Which lines have the string "JSON"? Copy all of them from the entries below.

● ● ● ● ● ● ●

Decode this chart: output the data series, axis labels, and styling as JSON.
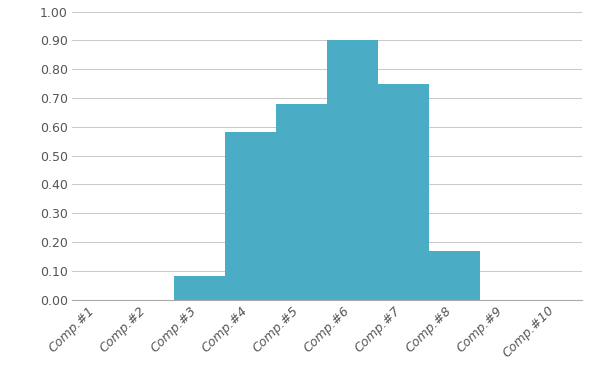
{
  "categories": [
    "Comp.#1",
    "Comp.#2",
    "Comp.#3",
    "Comp.#4",
    "Comp.#5",
    "Comp.#6",
    "Comp.#7",
    "Comp.#8",
    "Comp.#9",
    "Comp.#10"
  ],
  "values": [
    0.0,
    0.0,
    0.08,
    0.58,
    0.68,
    0.9,
    0.75,
    0.17,
    0.0,
    0.0
  ],
  "bar_color": "#4bacc6",
  "ylim": [
    0.0,
    1.0
  ],
  "yticks": [
    0.0,
    0.1,
    0.2,
    0.3,
    0.4,
    0.5,
    0.6,
    0.7,
    0.8,
    0.9,
    1.0
  ],
  "grid_color": "#c8c8c8",
  "background_color": "#ffffff",
  "tick_label_fontsize": 9,
  "bar_edge_color": "none",
  "figsize": [
    6.0,
    3.84
  ],
  "dpi": 100
}
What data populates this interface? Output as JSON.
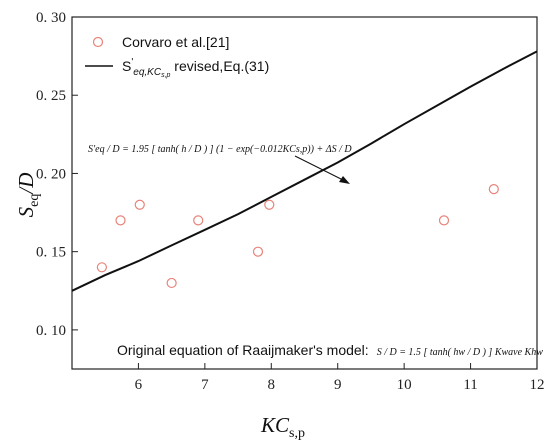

● ● ● ● ● ● ●

» RESULT OF THIS EXERCISE:
Decode this chart: output the data series, axis labels, and styling as JSON.
What data populates this interface? Output as JSON.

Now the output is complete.